Task brief. Report all lines holding "title".

Data items:
##############################

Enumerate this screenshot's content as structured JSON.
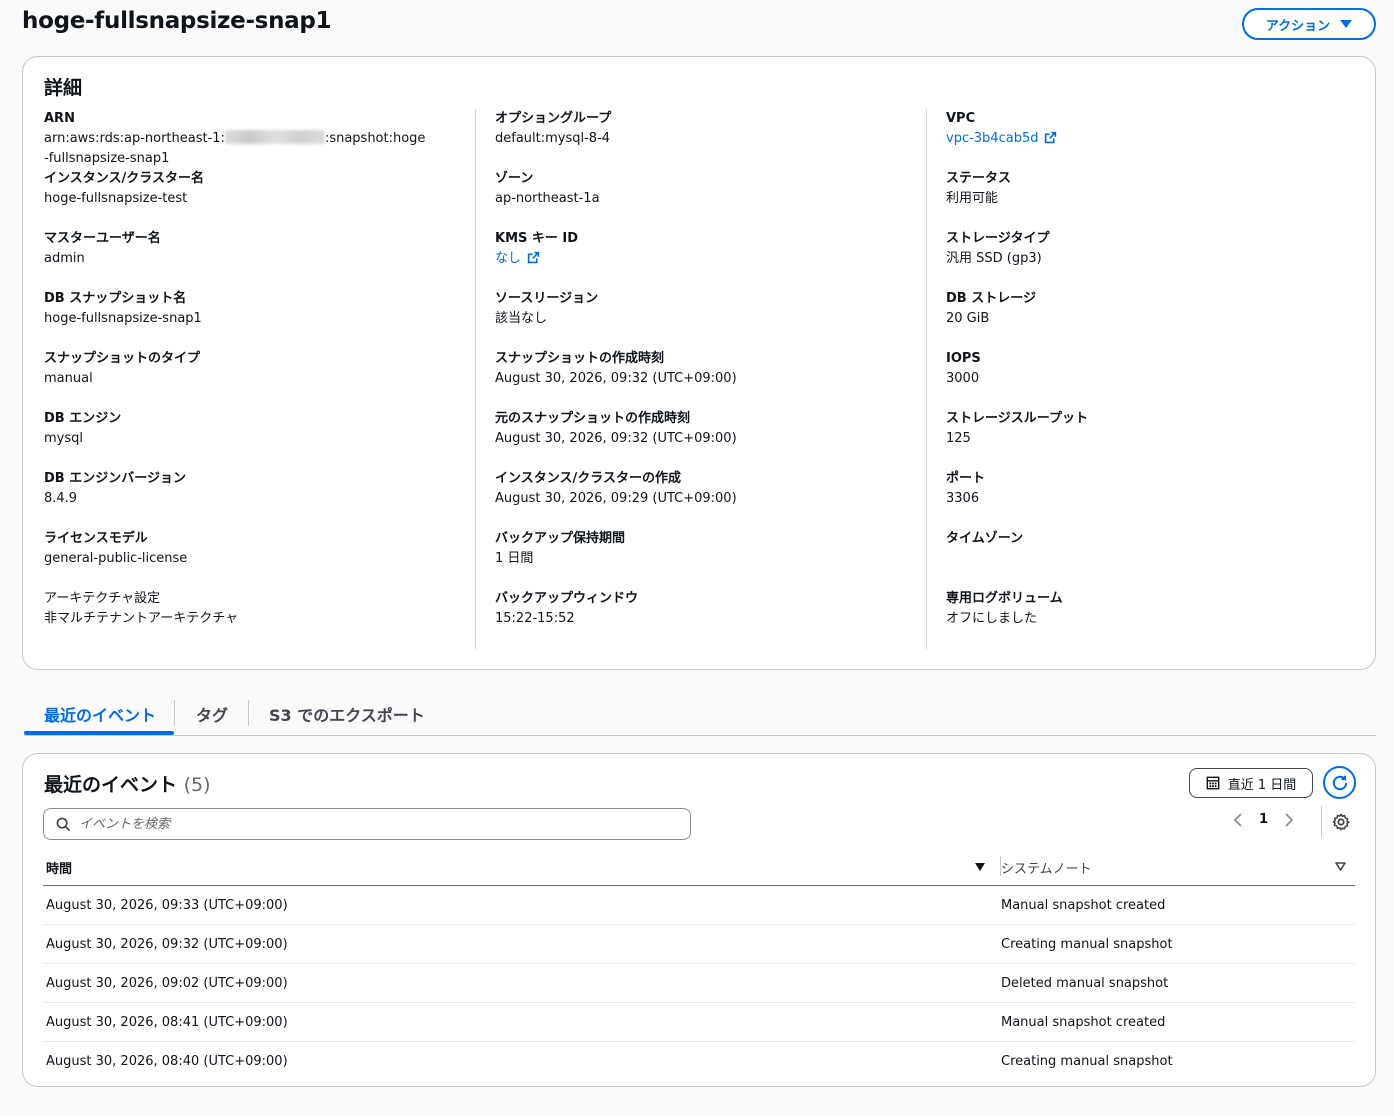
{
  "header": {
    "title": "hoge-fullsnapsize-snap1",
    "actions_label": "アクション"
  },
  "details": {
    "heading": "詳細",
    "col1": [
      {
        "key": "ARN",
        "value_prefix": "arn:aws:rds:ap-northeast-1:",
        "value_suffix": ":snapshot:hoge-fullsnapsize-snap1"
      },
      {
        "key": "インスタンス/クラスター名",
        "value": "hoge-fullsnapsize-test"
      },
      {
        "key": "マスターユーザー名",
        "value": "admin"
      },
      {
        "key": "DB スナップショット名",
        "value": "hoge-fullsnapsize-snap1"
      },
      {
        "key": "スナップショットのタイプ",
        "value": "manual"
      },
      {
        "key": "DB エンジン",
        "value": "mysql"
      },
      {
        "key": "DB エンジンバージョン",
        "value": "8.4.9"
      },
      {
        "key": "ライセンスモデル",
        "value": "general-public-license"
      },
      {
        "key": "アーキテクチャ設定",
        "value": "非マルチテナントアーキテクチャ"
      }
    ],
    "col2": [
      {
        "key": "オプショングループ",
        "value": "default:mysql-8-4"
      },
      {
        "key": "ゾーン",
        "value": "ap-northeast-1a"
      },
      {
        "key": "KMS キー ID",
        "value": "なし"
      },
      {
        "key": "ソースリージョン",
        "value": "該当なし"
      },
      {
        "key": "スナップショットの作成時刻",
        "value": "August 30, 2026, 09:32 (UTC+09:00)"
      },
      {
        "key": "元のスナップショットの作成時刻",
        "value": "August 30, 2026, 09:32 (UTC+09:00)"
      },
      {
        "key": "インスタンス/クラスターの作成",
        "value": "August 30, 2026, 09:29 (UTC+09:00)"
      },
      {
        "key": "バックアップ保持期間",
        "value": "1 日間"
      },
      {
        "key": "バックアップウィンドウ",
        "value": "15:22-15:52"
      }
    ],
    "col3": [
      {
        "key": "VPC",
        "value": "vpc-3b4cab5d"
      },
      {
        "key": "ステータス",
        "value": "利用可能"
      },
      {
        "key": "ストレージタイプ",
        "value": "汎用 SSD (gp3)"
      },
      {
        "key": "DB ストレージ",
        "value": "20 GiB"
      },
      {
        "key": "IOPS",
        "value": "3000"
      },
      {
        "key": "ストレージスループット",
        "value": "125"
      },
      {
        "key": "ポート",
        "value": "3306"
      },
      {
        "key": "タイムゾーン",
        "value": ""
      },
      {
        "key": "専用ログボリューム",
        "value": "オフにしました"
      }
    ]
  },
  "tabs": [
    "最近のイベント",
    "タグ",
    "S3 でのエクスポート"
  ],
  "events": {
    "title": "最近のイベント",
    "count": "(5)",
    "range_label": "直近 1 日間",
    "search_placeholder": "イベントを検索",
    "page": "1",
    "columns": [
      "時間",
      "システムノート"
    ],
    "rows": [
      {
        "time": "August 30, 2026, 09:33 (UTC+09:00)",
        "note": "Manual snapshot created"
      },
      {
        "time": "August 30, 2026, 09:32 (UTC+09:00)",
        "note": "Creating manual snapshot"
      },
      {
        "time": "August 30, 2026, 09:02 (UTC+09:00)",
        "note": "Deleted manual snapshot"
      },
      {
        "time": "August 30, 2026, 08:41 (UTC+09:00)",
        "note": "Manual snapshot created"
      },
      {
        "time": "August 30, 2026, 08:40 (UTC+09:00)",
        "note": "Creating manual snapshot"
      }
    ]
  },
  "colors": {
    "accent": "#006ce0",
    "border": "#c6c6cd",
    "text": "#0f141a"
  }
}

##############################

Full answer.
    "title": "hoge-fullsnapsize-snap1",
    "title": "最近のイベント",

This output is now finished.